(Raw records)
═══
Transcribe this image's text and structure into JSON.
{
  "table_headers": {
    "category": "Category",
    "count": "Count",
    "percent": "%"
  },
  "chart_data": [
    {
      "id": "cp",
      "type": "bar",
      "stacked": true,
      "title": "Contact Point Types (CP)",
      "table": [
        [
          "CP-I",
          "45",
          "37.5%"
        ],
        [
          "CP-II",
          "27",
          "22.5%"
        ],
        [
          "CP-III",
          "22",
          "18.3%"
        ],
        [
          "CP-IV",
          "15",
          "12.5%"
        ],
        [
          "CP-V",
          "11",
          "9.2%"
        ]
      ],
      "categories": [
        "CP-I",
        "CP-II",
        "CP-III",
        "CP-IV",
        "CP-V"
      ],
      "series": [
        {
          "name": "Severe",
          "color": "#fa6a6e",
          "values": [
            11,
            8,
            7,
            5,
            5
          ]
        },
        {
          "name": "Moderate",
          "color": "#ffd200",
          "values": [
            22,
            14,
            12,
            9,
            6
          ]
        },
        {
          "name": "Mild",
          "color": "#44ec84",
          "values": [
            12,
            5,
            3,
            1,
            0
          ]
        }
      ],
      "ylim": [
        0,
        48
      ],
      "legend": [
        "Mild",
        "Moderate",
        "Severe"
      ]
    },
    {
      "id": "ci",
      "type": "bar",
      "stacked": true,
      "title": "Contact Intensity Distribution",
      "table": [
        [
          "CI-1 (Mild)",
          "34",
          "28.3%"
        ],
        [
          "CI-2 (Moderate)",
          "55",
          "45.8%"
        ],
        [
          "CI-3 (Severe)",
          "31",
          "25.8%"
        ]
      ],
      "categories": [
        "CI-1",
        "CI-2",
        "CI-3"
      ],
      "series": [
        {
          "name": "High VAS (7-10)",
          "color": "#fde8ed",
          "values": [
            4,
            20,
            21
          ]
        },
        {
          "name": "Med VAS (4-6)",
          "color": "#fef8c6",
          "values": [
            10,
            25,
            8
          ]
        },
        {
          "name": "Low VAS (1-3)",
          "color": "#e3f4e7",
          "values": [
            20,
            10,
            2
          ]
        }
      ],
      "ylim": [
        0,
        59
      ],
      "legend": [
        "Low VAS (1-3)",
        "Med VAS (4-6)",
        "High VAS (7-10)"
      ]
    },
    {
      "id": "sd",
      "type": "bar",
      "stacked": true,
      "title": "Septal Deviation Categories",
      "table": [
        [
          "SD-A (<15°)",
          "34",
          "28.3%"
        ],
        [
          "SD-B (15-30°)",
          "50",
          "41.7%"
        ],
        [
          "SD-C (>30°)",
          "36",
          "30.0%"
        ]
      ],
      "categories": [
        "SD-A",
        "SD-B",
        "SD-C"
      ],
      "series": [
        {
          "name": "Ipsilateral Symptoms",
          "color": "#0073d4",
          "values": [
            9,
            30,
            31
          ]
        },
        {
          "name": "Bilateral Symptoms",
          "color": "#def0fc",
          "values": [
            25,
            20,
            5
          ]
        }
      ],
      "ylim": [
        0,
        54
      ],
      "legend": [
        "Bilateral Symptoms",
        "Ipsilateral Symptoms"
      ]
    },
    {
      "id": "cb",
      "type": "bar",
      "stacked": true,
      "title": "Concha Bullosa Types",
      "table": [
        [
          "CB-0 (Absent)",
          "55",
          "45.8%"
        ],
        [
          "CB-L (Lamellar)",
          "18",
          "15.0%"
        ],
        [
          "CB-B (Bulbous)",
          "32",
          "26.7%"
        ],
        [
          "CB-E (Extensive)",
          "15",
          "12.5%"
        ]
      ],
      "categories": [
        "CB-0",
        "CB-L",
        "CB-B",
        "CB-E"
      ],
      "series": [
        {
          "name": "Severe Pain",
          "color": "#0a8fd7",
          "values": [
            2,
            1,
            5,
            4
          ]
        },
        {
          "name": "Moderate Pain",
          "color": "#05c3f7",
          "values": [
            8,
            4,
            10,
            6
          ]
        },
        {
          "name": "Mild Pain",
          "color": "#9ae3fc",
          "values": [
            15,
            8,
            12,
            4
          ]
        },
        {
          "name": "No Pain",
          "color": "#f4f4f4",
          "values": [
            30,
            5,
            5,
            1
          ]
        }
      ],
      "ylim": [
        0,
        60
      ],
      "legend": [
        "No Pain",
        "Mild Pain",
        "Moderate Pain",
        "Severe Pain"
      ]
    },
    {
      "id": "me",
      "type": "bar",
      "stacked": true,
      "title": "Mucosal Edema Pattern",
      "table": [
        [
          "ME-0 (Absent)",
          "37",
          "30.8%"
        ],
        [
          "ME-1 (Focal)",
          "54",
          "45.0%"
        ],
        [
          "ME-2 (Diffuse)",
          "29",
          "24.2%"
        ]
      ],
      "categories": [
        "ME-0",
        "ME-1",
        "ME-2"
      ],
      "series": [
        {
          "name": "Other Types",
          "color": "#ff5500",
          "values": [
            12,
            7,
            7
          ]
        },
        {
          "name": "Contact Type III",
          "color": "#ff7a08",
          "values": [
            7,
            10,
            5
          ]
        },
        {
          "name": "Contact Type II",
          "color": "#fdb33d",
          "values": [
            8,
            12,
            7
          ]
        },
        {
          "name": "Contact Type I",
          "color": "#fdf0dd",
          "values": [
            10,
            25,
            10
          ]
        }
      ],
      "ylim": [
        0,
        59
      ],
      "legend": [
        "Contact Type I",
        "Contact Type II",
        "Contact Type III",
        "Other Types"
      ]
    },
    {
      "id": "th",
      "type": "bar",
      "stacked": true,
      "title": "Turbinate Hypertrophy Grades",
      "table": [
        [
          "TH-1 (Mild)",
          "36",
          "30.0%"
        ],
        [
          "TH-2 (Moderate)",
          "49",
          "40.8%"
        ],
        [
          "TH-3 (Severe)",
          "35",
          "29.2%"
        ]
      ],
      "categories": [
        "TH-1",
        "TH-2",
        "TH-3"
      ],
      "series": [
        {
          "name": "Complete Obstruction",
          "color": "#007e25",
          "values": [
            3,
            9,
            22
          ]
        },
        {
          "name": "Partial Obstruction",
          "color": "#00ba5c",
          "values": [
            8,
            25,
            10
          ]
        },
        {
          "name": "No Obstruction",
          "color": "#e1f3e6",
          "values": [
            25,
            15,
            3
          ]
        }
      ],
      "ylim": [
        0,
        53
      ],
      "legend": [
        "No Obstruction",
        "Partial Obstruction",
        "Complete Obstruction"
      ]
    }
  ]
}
═══
→ **SHORT TASK**
Extract every line from the records above that contains the word "Moderate".

→ **COMPLETED TASK**
          "name": "Moderate",
        "Moderate",
          "CI-2 (Moderate)",
          "name": "Moderate Pain",
        "Moderate Pain",
          "TH-2 (Moderate)",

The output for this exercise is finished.